- **Given text**:
Lecture10.tex

%% chapter 7, LCS03, convergence analysis
%\input{header}
%
%% \newcommand{\midarrow}[1]{\stackrel{#1}{\to}}
%
%% \newcommand{\Real}{\mathbb R}
%% \newtheorem{assumption}{Assumption}
%\begin{document}
%
%
%% First page number
%\setcounter{page}{1}
%% PREVIOUS section number
%\setcounter{section}{5}
%% PREVIOUS subsection number
%\setcounter{subsection}{0}
%
%% ***********************************************************************
%\textsc{Reinforcement Learning and Dynamic Programming \hfill Spring 2014$\;$ \\
%Lecture Notes \hfill Shie Mannor and Nahum Shimkin}
%\vspace{-18pt}
%\par
%\hrulefill
%% ***********************************************************************
%
%% {\large
%
%\section{Basic Convergence Results for RL Algorithms}

We establish here some asymptotic convergence results for the basic
RL algorithms, by showing that they reduce to Stochastic Approximation
schemes. We focus on the discounted-cost problem, which is easiest.
Analogous results exist for shortest-path problems under the properness assumption (every policy
terminates in expected finite time).

We do not directly consider here the issue of {\em exploration},
which is essential for convergence to the optimal policy. Thus, where
required we will simply {\em assume} that all actions are sampled
often enough.

- **Spatial layout data**:
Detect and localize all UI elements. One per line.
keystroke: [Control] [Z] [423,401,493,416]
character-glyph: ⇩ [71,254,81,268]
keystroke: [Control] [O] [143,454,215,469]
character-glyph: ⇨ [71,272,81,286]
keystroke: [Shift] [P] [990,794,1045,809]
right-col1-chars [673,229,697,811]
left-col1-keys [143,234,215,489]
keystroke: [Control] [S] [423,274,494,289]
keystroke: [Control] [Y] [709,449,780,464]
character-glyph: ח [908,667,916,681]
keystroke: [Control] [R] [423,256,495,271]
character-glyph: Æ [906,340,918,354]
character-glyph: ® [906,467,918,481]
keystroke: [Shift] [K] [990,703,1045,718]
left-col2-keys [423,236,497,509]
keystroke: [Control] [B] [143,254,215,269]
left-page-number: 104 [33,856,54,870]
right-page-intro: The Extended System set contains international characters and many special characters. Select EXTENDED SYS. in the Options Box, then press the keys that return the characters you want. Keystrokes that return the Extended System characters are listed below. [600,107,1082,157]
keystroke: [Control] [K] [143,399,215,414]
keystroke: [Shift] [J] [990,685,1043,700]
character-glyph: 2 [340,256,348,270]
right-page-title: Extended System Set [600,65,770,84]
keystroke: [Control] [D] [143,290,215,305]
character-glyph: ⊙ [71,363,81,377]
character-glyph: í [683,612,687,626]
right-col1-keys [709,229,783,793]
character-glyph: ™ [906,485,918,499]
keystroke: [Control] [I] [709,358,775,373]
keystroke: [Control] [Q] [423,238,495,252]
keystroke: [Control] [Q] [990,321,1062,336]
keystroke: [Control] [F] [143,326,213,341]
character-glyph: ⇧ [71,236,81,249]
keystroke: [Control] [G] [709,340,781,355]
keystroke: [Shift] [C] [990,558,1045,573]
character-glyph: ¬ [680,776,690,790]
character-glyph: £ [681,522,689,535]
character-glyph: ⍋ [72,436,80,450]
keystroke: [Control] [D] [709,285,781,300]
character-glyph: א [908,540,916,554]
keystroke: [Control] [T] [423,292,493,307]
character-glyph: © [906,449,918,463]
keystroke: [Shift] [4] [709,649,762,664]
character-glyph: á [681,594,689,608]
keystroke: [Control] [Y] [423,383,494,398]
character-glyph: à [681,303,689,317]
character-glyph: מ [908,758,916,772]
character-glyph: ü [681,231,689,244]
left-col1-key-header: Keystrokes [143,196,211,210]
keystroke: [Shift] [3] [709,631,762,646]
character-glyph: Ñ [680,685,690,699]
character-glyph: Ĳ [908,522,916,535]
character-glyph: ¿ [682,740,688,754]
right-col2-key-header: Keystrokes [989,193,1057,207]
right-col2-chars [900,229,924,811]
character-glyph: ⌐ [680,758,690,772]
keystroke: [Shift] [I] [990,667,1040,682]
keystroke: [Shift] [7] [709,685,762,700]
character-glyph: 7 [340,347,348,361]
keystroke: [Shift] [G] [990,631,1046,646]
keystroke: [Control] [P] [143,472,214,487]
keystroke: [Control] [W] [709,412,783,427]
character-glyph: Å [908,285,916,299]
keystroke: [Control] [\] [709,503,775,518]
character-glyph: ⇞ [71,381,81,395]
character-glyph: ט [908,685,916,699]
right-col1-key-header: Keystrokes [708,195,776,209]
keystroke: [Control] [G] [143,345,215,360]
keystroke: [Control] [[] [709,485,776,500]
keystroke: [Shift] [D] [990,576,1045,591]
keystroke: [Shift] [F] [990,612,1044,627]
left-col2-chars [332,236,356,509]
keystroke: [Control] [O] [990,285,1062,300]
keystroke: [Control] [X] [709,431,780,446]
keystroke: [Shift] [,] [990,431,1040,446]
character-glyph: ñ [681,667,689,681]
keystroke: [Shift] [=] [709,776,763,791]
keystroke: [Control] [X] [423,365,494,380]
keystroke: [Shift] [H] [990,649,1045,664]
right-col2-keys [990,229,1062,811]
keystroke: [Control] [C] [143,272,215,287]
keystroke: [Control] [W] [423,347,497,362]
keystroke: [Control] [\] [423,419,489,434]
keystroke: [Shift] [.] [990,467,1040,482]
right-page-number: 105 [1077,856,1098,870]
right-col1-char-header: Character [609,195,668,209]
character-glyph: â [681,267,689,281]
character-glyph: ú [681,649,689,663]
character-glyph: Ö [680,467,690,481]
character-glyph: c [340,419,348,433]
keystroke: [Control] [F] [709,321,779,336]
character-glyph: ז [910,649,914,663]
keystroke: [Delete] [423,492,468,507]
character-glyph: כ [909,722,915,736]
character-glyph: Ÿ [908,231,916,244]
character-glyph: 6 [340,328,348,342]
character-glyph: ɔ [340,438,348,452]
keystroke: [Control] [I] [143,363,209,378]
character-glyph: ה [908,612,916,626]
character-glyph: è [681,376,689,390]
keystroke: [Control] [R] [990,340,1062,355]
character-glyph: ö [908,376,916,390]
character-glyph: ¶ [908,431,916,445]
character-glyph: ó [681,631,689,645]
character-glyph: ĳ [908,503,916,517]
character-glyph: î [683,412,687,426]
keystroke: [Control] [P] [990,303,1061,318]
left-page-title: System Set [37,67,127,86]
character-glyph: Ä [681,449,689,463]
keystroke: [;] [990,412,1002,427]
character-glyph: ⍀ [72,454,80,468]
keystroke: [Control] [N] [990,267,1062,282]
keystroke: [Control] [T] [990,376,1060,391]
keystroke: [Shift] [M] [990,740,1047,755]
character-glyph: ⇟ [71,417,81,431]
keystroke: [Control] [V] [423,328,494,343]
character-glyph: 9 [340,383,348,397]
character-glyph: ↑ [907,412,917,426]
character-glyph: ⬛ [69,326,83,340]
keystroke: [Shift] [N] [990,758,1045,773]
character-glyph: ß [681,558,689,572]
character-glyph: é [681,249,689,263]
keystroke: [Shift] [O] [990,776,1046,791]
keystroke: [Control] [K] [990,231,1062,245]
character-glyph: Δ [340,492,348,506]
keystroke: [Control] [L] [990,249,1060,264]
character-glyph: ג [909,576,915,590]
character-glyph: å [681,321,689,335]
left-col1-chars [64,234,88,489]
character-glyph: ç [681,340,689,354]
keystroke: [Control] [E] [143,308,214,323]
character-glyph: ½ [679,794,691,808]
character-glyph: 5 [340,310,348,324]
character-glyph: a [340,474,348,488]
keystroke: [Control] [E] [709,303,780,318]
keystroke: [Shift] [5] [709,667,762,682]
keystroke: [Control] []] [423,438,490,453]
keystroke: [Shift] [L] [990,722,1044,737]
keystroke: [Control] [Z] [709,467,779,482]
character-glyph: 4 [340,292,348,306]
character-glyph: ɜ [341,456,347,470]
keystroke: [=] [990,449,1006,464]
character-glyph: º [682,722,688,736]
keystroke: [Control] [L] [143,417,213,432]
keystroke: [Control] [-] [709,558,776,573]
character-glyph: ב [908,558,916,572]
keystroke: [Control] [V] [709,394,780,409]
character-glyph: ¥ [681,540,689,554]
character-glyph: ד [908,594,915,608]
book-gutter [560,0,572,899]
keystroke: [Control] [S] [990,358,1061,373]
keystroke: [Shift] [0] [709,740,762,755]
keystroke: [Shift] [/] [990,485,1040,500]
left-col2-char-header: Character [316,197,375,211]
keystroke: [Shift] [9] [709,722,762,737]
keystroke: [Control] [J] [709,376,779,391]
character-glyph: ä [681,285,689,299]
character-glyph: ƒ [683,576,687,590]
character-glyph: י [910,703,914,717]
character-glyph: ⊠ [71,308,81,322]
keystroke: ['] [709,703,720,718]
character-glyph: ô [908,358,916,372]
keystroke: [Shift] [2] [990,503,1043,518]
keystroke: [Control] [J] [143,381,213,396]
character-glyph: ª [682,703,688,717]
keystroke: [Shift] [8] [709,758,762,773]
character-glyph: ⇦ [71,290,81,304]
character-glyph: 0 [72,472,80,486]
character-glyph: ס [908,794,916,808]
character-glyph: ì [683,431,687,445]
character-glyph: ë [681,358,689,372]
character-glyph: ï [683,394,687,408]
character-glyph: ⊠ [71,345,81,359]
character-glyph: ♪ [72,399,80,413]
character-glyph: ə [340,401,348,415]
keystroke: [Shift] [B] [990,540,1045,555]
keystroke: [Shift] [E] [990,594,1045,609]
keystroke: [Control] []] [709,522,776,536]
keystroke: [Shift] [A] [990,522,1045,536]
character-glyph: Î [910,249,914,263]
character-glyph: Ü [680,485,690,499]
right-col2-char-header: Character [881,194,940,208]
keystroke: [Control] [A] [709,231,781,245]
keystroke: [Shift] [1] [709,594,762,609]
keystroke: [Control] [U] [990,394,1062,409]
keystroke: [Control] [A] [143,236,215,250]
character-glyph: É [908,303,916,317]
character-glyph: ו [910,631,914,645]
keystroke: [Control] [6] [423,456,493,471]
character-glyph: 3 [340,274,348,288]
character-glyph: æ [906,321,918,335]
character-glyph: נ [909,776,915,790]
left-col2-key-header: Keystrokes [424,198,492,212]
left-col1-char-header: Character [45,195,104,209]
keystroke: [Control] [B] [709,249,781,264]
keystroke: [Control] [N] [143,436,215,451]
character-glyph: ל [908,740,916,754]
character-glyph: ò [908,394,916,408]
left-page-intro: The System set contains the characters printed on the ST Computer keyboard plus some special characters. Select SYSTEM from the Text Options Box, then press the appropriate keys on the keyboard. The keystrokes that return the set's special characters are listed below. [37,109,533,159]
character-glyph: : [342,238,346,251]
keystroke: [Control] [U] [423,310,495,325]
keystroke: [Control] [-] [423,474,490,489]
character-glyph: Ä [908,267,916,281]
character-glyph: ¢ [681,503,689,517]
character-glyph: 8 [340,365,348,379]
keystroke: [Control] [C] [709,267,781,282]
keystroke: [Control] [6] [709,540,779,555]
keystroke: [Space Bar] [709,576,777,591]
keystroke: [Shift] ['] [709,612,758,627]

- **What to do**:
(A) In the lecture notes on convergence results for RL algorithms, which problem do the notes focus on?
(B) Reproduce the part of the rows that opens with their first line and closes with the line containing "character-glyph: Æ [906,340,918,354]", including both of those lines.

- **Answers provided**:
(A) The discounted-cost problem.

(B)
Detect and localize all UI elements. One per line.
keystroke: [Control] [Z] [423,401,493,416]
character-glyph: ⇩ [71,254,81,268]
keystroke: [Control] [O] [143,454,215,469]
character-glyph: ⇨ [71,272,81,286]
keystroke: [Shift] [P] [990,794,1045,809]
right-col1-chars [673,229,697,811]
left-col1-keys [143,234,215,489]
keystroke: [Control] [S] [423,274,494,289]
keystroke: [Control] [Y] [709,449,780,464]
character-glyph: ח [908,667,916,681]
keystroke: [Control] [R] [423,256,495,271]
character-glyph: Æ [906,340,918,354]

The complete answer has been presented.